Collected data:

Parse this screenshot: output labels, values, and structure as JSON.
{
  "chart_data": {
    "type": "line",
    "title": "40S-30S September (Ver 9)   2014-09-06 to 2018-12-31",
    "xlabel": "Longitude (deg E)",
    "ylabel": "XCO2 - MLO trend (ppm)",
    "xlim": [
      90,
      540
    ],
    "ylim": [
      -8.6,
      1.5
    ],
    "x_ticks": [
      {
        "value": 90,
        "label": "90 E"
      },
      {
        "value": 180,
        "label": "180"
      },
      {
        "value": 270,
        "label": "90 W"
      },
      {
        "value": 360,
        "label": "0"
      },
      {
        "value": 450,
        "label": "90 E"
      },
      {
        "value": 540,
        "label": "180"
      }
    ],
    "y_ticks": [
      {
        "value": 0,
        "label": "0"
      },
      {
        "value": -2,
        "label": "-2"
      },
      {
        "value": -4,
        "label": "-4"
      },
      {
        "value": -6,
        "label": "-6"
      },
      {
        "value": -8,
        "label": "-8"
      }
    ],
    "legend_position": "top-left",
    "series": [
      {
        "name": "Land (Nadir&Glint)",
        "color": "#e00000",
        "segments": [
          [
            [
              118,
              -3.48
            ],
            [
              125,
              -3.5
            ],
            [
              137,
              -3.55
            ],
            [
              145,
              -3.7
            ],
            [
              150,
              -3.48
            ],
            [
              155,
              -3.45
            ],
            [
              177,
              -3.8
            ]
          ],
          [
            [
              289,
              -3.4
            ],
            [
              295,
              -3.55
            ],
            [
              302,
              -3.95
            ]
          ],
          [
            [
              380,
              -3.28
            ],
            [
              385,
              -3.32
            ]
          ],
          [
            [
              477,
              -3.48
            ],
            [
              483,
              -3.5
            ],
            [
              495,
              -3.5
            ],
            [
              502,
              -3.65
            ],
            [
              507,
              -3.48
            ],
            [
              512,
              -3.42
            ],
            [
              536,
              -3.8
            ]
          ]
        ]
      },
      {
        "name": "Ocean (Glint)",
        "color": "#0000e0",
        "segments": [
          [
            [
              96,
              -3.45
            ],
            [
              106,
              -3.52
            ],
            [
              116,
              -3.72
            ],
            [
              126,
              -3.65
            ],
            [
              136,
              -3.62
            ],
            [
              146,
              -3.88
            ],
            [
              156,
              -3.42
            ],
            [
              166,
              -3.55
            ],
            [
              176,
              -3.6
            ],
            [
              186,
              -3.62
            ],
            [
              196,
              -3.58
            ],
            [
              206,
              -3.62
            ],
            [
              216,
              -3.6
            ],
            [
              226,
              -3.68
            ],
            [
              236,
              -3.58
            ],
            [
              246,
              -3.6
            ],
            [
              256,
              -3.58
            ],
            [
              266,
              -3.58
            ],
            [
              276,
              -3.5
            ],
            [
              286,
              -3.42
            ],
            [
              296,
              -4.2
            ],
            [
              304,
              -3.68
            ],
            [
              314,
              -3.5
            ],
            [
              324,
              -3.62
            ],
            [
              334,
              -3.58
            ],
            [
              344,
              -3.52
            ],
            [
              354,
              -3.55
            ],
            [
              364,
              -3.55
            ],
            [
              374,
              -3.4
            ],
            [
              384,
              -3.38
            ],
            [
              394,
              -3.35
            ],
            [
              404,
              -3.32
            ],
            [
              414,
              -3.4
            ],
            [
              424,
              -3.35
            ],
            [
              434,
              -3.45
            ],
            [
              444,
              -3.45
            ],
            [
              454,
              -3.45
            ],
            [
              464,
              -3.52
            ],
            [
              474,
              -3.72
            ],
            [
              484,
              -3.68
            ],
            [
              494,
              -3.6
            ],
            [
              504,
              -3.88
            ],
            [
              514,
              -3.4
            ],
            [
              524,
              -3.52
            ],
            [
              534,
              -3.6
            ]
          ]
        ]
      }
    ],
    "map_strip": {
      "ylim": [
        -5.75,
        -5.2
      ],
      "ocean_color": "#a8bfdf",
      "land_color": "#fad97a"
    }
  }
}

### TASK BRIEF
Return all of the data exactly as it reads.

### OUTPUT FOR THIS EXERCISE
Parse this screenshot: output labels, values, and structure as JSON.
{
  "chart_data": {
    "type": "line",
    "title": "40S-30S September (Ver 9)   2014-09-06 to 2018-12-31",
    "xlabel": "Longitude (deg E)",
    "ylabel": "XCO2 - MLO trend (ppm)",
    "xlim": [
      90,
      540
    ],
    "ylim": [
      -8.6,
      1.5
    ],
    "x_ticks": [
      {
        "value": 90,
        "label": "90 E"
      },
      {
        "value": 180,
        "label": "180"
      },
      {
        "value": 270,
        "label": "90 W"
      },
      {
        "value": 360,
        "label": "0"
      },
      {
        "value": 450,
        "label": "90 E"
      },
      {
        "value": 540,
        "label": "180"
      }
    ],
    "y_ticks": [
      {
        "value": 0,
        "label": "0"
      },
      {
        "value": -2,
        "label": "-2"
      },
      {
        "value": -4,
        "label": "-4"
      },
      {
        "value": -6,
        "label": "-6"
      },
      {
        "value": -8,
        "label": "-8"
      }
    ],
    "legend_position": "top-left",
    "series": [
      {
        "name": "Land (Nadir&Glint)",
        "color": "#e00000",
        "segments": [
          [
            [
              118,
              -3.48
            ],
            [
              125,
              -3.5
            ],
            [
              137,
              -3.55
            ],
            [
              145,
              -3.7
            ],
            [
              150,
              -3.48
            ],
            [
              155,
              -3.45
            ],
            [
              177,
              -3.8
            ]
          ],
          [
            [
              289,
              -3.4
            ],
            [
              295,
              -3.55
            ],
            [
              302,
              -3.95
            ]
          ],
          [
            [
              380,
              -3.28
            ],
            [
              385,
              -3.32
            ]
          ],
          [
            [
              477,
              -3.48
            ],
            [
              483,
              -3.5
            ],
            [
              495,
              -3.5
            ],
            [
              502,
              -3.65
            ],
            [
              507,
              -3.48
            ],
            [
              512,
              -3.42
            ],
            [
              536,
              -3.8
            ]
          ]
        ]
      },
      {
        "name": "Ocean (Glint)",
        "color": "#0000e0",
        "segments": [
          [
            [
              96,
              -3.45
            ],
            [
              106,
              -3.52
            ],
            [
              116,
              -3.72
            ],
            [
              126,
              -3.65
            ],
            [
              136,
              -3.62
            ],
            [
              146,
              -3.88
            ],
            [
              156,
              -3.42
            ],
            [
              166,
              -3.55
            ],
            [
              176,
              -3.6
            ],
            [
              186,
              -3.62
            ],
            [
              196,
              -3.58
            ],
            [
              206,
              -3.62
            ],
            [
              216,
              -3.6
            ],
            [
              226,
              -3.68
            ],
            [
              236,
              -3.58
            ],
            [
              246,
              -3.6
            ],
            [
              256,
              -3.58
            ],
            [
              266,
              -3.58
            ],
            [
              276,
              -3.5
            ],
            [
              286,
              -3.42
            ],
            [
              296,
              -4.2
            ],
            [
              304,
              -3.68
            ],
            [
              314,
              -3.5
            ],
            [
              324,
              -3.62
            ],
            [
              334,
              -3.58
            ],
            [
              344,
              -3.52
            ],
            [
              354,
              -3.55
            ],
            [
              364,
              -3.55
            ],
            [
              374,
              -3.4
            ],
            [
              384,
              -3.38
            ],
            [
              394,
              -3.35
            ],
            [
              404,
              -3.32
            ],
            [
              414,
              -3.4
            ],
            [
              424,
              -3.35
            ],
            [
              434,
              -3.45
            ],
            [
              444,
              -3.45
            ],
            [
              454,
              -3.45
            ],
            [
              464,
              -3.52
            ],
            [
              474,
              -3.72
            ],
            [
              484,
              -3.68
            ],
            [
              494,
              -3.6
            ],
            [
              504,
              -3.88
            ],
            [
              514,
              -3.4
            ],
            [
              524,
              -3.52
            ],
            [
              534,
              -3.6
            ]
          ]
        ]
      }
    ],
    "map_strip": {
      "ylim": [
        -5.75,
        -5.2
      ],
      "ocean_color": "#a8bfdf",
      "land_color": "#fad97a"
    }
  }
}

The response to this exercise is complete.